◆ EXERCISE DESCRIPTION:
Count every line in the entries that follow where the word "Category" appears, then state only the total.
────────────────────
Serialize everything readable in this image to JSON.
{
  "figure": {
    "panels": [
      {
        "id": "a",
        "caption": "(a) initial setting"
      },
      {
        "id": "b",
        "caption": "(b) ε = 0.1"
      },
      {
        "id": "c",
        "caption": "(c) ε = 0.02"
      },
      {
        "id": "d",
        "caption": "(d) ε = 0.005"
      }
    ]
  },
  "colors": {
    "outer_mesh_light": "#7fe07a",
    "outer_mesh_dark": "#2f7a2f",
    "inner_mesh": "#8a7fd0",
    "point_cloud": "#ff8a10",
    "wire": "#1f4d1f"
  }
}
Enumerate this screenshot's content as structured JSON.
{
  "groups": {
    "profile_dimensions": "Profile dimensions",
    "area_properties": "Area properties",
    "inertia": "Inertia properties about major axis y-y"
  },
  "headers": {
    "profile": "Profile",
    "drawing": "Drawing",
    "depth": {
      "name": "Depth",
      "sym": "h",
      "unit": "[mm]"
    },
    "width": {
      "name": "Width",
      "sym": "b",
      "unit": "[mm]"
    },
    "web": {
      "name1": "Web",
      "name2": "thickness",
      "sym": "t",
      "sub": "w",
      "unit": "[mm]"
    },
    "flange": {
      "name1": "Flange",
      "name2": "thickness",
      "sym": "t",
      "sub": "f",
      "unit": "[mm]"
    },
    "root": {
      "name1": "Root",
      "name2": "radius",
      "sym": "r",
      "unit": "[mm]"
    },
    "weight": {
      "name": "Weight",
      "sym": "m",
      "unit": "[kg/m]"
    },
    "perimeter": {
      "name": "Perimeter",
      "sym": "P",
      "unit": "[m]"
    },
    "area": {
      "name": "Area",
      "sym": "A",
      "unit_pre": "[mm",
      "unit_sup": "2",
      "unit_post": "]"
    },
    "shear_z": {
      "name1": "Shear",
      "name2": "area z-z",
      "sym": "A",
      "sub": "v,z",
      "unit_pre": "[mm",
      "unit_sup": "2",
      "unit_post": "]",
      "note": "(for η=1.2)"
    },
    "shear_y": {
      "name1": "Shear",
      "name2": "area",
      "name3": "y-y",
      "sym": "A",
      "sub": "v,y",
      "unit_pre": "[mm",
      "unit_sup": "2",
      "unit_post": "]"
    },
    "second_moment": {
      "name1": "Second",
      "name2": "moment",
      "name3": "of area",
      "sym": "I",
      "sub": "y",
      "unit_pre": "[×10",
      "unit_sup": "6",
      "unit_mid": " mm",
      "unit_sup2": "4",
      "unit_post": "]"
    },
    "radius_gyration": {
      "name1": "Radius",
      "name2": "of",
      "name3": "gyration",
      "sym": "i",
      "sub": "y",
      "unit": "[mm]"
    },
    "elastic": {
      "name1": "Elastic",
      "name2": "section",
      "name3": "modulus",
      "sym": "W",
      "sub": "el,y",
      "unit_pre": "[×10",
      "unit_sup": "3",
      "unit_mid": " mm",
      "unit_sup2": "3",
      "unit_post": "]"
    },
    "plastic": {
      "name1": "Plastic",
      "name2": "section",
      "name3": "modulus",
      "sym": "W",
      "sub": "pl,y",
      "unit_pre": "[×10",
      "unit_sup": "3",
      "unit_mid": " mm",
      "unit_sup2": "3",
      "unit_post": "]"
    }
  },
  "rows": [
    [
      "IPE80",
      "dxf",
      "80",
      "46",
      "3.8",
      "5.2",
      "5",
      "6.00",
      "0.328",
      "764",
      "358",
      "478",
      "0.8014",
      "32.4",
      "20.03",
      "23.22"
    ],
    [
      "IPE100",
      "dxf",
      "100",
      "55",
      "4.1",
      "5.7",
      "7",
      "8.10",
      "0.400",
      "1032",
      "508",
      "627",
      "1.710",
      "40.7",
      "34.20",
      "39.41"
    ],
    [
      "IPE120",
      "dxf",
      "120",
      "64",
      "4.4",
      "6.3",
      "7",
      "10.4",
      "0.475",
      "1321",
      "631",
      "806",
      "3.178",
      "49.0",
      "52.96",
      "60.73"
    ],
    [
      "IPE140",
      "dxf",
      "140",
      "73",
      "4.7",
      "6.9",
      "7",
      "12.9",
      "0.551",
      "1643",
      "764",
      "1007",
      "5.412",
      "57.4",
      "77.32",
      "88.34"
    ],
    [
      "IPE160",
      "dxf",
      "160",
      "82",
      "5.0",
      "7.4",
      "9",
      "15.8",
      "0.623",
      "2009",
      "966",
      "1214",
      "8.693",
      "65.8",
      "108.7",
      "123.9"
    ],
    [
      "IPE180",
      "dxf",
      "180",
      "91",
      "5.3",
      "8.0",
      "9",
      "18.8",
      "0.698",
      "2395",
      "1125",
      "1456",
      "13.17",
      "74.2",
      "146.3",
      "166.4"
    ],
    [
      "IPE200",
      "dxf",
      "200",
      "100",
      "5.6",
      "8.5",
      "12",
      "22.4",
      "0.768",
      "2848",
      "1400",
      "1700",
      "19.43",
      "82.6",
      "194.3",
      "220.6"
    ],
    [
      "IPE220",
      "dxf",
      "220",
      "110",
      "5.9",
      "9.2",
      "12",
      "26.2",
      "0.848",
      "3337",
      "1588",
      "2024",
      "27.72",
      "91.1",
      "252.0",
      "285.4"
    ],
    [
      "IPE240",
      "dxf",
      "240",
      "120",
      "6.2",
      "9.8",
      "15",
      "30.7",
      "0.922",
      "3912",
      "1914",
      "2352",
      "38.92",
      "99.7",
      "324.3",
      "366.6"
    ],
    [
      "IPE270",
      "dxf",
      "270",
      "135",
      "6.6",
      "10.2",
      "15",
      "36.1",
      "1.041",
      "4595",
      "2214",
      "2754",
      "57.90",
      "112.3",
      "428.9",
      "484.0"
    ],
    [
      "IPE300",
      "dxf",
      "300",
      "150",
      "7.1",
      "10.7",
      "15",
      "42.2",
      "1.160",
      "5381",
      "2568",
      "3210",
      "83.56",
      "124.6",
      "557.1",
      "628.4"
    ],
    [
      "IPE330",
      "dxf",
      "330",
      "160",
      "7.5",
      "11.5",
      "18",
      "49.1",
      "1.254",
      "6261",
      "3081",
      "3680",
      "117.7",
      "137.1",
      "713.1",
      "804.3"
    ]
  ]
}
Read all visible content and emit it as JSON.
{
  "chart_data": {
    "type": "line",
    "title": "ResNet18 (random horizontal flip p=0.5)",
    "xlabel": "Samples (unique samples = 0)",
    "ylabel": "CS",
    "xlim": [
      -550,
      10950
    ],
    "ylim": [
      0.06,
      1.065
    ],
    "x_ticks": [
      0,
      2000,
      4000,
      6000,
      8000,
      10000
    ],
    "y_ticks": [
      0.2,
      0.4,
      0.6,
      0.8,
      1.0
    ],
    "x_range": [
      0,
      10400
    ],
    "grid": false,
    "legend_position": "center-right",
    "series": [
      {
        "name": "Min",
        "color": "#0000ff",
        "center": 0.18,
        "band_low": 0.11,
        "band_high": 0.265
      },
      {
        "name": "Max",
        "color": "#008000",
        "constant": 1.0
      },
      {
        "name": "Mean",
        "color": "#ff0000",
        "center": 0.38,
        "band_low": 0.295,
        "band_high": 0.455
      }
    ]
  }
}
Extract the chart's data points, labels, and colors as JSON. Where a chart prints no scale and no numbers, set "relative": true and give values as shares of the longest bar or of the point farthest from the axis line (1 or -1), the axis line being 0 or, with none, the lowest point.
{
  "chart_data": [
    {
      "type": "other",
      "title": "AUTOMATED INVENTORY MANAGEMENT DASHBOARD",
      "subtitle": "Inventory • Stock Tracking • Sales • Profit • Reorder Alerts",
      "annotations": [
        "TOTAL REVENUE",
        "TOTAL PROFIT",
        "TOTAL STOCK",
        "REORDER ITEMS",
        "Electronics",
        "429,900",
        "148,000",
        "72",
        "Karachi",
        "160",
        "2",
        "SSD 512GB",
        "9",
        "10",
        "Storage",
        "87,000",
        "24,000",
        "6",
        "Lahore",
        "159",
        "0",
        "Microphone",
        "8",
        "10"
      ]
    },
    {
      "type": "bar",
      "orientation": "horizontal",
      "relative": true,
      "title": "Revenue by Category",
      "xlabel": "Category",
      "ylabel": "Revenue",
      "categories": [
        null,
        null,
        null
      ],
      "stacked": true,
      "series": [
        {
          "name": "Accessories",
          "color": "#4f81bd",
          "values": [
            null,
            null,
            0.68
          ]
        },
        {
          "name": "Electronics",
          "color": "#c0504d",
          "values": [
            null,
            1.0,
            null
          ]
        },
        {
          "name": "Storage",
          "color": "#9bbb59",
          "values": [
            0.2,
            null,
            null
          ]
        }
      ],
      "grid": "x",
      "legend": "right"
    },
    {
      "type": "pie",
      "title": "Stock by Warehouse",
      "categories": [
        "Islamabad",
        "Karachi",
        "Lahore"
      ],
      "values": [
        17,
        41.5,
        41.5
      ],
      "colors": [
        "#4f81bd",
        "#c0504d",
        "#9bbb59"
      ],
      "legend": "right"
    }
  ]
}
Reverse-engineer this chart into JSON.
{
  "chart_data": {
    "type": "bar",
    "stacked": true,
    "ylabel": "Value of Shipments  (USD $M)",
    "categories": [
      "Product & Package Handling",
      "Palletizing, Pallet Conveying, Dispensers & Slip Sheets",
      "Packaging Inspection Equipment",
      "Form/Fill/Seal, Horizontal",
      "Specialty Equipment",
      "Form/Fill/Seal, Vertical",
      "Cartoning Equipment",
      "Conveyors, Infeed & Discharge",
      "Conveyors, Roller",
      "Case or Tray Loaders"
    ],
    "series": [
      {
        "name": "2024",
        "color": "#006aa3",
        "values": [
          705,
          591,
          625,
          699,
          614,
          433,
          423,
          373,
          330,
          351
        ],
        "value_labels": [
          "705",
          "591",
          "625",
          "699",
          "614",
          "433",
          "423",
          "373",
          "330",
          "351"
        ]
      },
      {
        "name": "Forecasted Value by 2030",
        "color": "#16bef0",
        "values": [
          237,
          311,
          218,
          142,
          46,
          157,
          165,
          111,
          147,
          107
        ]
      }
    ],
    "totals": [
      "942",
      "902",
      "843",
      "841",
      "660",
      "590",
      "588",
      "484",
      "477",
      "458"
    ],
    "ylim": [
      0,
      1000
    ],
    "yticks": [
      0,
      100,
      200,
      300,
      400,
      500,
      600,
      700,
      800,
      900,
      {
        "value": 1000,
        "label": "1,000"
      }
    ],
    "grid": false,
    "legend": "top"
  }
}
────────────────────
◆ SOLVED EXERCISE:
2